- _EXERCISE REQUIREMENTS_:
Please output the records as a numbered list with blank lines left out, beginning at the line that contains "point-marker (1058, 472, 1071, 485)" and stopping after the line that contains "data-label: 56,6 (220, 159, 257, 180)".

- _EXCERPTED RECORDS_:
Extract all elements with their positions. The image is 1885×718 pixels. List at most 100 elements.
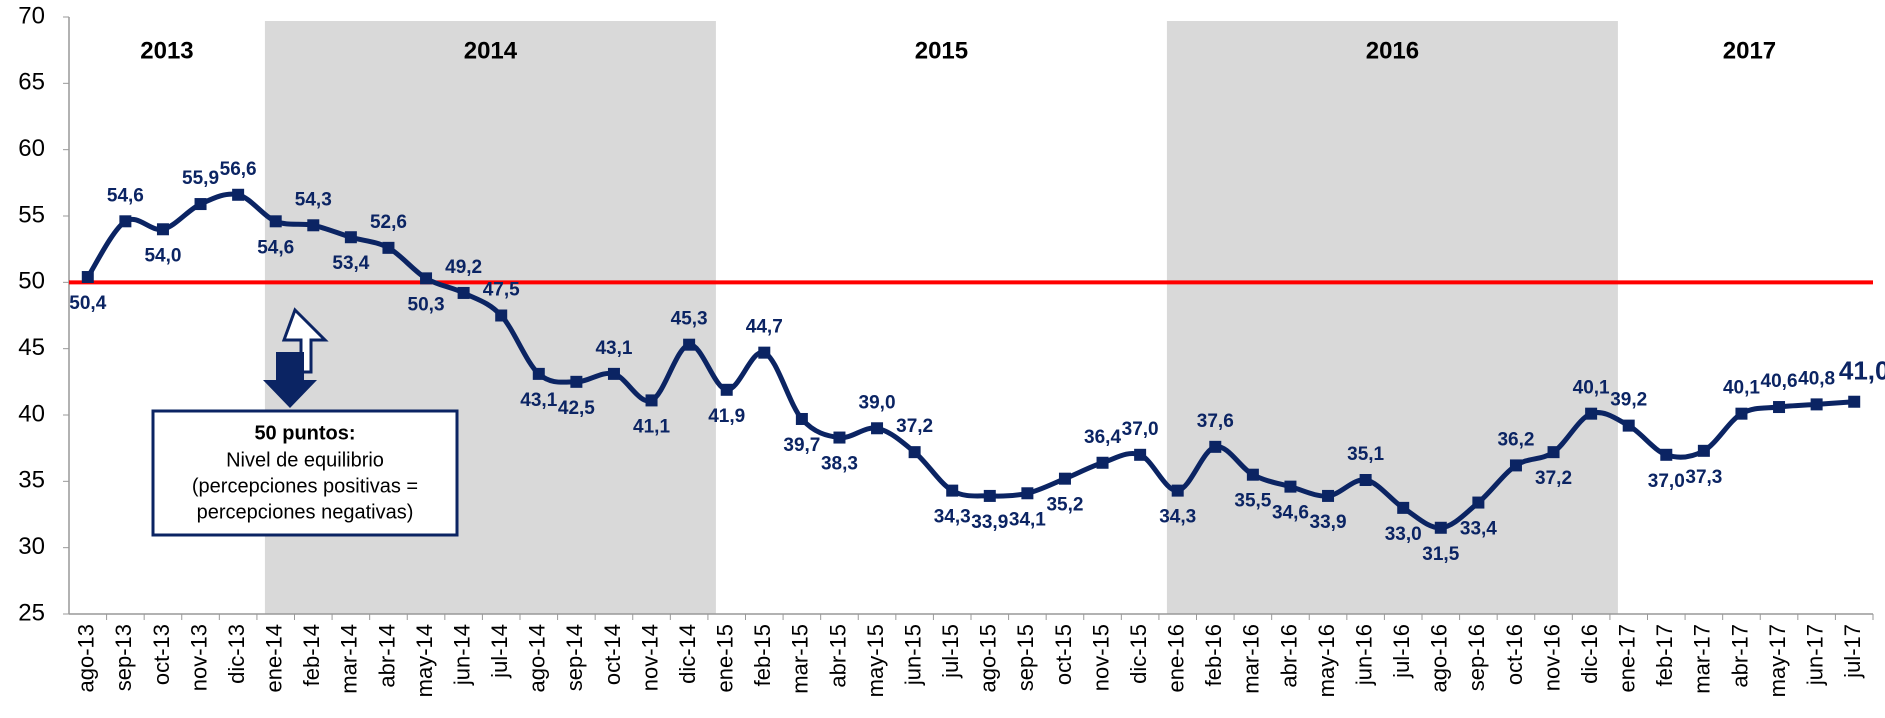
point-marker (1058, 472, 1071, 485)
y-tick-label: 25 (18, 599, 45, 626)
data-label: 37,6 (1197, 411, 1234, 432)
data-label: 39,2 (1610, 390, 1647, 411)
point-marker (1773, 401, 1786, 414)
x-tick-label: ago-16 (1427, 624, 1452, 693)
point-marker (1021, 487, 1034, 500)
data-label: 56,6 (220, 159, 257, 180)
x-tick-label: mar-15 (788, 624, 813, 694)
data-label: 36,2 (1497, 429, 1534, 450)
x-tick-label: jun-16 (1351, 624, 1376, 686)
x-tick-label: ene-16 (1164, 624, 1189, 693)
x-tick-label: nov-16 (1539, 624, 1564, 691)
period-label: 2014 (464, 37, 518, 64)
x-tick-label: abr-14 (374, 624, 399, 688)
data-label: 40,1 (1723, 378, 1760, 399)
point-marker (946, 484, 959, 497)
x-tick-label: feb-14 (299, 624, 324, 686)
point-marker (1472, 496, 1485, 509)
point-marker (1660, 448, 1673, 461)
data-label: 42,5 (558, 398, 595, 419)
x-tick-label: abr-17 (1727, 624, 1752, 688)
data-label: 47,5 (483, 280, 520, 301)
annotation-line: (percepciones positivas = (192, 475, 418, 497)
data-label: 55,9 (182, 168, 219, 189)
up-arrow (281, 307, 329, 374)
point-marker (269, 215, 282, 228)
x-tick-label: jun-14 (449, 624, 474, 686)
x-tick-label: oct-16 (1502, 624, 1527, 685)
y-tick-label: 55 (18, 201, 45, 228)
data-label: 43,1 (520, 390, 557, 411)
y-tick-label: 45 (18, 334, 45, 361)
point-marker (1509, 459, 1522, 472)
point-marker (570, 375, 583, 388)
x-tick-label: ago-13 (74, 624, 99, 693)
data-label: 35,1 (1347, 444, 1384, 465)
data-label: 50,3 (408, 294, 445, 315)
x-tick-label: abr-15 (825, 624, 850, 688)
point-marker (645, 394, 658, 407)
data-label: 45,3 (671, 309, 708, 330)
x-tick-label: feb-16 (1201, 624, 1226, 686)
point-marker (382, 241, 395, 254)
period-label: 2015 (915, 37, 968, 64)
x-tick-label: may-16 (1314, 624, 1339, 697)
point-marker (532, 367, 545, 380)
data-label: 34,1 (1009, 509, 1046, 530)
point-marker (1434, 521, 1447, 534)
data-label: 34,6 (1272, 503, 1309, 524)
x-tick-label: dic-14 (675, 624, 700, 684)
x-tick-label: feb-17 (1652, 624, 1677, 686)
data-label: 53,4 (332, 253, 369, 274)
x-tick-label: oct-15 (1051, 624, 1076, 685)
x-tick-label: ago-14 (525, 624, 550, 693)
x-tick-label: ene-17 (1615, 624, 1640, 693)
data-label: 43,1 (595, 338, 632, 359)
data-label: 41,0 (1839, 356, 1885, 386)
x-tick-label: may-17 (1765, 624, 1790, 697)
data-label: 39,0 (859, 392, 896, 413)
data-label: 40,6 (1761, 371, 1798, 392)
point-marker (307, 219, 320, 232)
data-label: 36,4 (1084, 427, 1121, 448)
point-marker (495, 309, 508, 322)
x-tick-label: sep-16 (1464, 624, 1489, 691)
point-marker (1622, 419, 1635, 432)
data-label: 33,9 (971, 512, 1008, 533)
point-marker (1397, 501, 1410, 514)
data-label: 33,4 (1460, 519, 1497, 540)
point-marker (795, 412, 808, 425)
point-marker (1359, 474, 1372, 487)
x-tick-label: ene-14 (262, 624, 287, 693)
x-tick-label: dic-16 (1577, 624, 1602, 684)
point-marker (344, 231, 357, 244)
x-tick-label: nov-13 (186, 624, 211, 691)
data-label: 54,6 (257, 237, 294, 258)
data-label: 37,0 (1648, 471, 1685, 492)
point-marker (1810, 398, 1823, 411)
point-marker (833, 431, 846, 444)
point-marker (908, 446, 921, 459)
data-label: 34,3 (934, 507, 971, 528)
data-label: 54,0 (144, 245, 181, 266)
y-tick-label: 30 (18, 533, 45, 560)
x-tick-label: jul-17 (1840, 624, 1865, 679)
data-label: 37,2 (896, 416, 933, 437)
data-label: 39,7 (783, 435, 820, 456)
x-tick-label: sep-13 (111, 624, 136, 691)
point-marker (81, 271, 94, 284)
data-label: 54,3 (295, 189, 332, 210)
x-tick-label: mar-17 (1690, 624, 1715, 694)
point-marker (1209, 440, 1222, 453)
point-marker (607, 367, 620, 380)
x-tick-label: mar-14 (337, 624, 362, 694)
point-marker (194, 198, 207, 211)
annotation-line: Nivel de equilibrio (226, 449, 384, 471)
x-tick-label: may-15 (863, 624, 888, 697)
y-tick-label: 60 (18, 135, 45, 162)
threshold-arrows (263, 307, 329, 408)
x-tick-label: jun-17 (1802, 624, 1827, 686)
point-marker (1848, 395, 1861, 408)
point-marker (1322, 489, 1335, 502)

---

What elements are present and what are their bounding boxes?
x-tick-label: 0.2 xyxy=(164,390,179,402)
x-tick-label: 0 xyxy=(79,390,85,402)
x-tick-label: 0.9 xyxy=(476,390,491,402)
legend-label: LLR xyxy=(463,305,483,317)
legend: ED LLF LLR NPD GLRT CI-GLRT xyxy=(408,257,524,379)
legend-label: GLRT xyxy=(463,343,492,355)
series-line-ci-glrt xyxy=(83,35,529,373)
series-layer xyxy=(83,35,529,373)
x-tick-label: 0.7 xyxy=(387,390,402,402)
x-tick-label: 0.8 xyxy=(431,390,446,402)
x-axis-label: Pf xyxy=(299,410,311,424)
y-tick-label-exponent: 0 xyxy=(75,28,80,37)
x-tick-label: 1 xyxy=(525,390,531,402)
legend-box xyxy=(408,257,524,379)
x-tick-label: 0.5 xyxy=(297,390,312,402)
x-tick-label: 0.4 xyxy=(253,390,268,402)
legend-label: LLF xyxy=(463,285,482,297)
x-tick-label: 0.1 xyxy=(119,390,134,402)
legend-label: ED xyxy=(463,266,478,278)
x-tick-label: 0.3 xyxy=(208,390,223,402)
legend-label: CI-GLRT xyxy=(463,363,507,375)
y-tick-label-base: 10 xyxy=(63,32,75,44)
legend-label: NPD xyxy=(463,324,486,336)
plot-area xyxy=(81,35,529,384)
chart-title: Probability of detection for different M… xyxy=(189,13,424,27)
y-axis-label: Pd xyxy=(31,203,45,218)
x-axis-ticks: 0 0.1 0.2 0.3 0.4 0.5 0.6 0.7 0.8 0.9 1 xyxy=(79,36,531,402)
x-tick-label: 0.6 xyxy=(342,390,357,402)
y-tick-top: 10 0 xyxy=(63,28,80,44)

---

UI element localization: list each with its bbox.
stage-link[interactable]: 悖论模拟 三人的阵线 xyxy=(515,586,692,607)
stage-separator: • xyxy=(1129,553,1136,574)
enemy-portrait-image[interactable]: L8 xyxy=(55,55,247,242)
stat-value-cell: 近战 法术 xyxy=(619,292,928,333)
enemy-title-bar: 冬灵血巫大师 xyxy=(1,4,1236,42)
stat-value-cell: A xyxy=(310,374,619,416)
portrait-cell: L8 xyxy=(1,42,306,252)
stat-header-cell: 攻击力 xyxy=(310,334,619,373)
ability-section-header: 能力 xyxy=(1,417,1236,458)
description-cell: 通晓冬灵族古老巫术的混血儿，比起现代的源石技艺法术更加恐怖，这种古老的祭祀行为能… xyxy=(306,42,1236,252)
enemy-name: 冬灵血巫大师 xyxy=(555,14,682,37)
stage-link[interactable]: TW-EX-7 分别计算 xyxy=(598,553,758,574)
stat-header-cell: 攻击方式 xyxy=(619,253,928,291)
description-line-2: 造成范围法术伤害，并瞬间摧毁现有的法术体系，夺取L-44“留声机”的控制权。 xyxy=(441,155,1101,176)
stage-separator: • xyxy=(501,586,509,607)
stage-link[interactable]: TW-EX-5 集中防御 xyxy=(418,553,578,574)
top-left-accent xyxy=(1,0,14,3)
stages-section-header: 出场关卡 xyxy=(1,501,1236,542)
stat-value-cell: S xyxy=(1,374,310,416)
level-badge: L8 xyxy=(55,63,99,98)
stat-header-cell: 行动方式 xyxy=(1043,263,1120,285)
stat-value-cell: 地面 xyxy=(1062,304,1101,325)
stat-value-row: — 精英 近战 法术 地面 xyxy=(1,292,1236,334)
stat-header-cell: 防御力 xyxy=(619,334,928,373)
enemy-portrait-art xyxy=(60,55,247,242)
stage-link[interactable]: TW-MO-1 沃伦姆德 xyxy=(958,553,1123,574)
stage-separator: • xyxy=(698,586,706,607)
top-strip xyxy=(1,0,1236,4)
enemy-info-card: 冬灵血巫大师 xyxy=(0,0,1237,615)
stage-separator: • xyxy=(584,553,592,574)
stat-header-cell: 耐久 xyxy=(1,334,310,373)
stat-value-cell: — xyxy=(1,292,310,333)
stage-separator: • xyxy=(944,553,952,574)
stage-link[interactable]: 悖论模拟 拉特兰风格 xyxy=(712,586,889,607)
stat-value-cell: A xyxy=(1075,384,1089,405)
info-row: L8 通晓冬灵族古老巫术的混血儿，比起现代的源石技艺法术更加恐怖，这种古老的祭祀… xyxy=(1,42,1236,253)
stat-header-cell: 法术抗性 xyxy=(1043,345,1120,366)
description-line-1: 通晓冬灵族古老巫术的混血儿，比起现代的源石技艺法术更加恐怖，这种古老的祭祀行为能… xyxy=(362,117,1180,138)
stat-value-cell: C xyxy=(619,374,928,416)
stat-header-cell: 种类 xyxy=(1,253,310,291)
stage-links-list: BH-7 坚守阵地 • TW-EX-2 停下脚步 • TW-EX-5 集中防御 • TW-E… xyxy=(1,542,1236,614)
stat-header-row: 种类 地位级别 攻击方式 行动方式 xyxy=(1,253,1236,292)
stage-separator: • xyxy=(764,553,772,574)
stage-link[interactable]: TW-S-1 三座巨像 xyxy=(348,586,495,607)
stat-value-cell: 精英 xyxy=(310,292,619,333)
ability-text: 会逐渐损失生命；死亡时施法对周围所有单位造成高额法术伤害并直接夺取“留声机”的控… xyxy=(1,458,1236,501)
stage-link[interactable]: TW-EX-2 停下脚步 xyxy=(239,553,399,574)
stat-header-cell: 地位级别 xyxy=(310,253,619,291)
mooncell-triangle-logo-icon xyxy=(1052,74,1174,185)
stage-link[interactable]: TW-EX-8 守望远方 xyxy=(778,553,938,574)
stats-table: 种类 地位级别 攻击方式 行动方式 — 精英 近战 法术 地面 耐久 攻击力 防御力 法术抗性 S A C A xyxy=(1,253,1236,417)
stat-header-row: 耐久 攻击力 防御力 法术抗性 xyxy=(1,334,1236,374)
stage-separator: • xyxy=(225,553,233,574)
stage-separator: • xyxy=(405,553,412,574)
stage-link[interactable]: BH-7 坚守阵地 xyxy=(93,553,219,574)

- _EXERCISE SOLUTION_:
1. point-marker (1058, 472, 1071, 485)
2. y-tick-label: 25 (18, 599, 45, 626)
3. data-label: 37,6 (1197, 411, 1234, 432)
4. data-label: 39,2 (1610, 390, 1647, 411)
5. point-marker (1773, 401, 1786, 414)
6. x-tick-label: ago-16 (1427, 624, 1452, 693)
7. point-marker (1021, 487, 1034, 500)
8. data-label: 56,6 (220, 159, 257, 180)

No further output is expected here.